Supplied information:
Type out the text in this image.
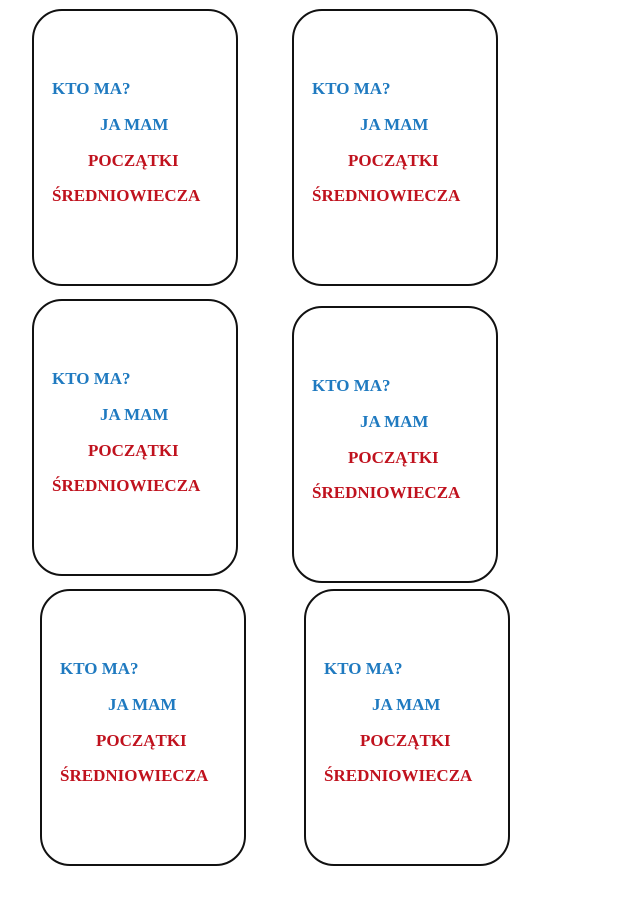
KTO MA?

JA MAM

POCZĄTKI

ŚREDNIOWIECZA

KTO MA?

JA MAM

POCZĄTKI

ŚREDNIOWIECZA

KTO MA?

JA MAM

POCZĄTKI

ŚREDNIOWIECZA

KTO MA?

JA MAM

POCZĄTKI

ŚREDNIOWIECZA

KTO MA?

JA MAM

POCZĄTKI

ŚREDNIOWIECZA

KTO MA?

JA MAM

POCZĄTKI

ŚREDNIOWIECZA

Short task:
Give back every line exactly as it stands, pictures excluded.

The result:
Type out the text in this image.
KTO MA?

JA MAM

POCZĄTKI

ŚREDNIOWIECZA

KTO MA?

JA MAM

POCZĄTKI

ŚREDNIOWIECZA

KTO MA?

JA MAM

POCZĄTKI

ŚREDNIOWIECZA

KTO MA?

JA MAM

POCZĄTKI

ŚREDNIOWIECZA

KTO MA?

JA MAM

POCZĄTKI

ŚREDNIOWIECZA

KTO MA?

JA MAM

POCZĄTKI

ŚREDNIOWIECZA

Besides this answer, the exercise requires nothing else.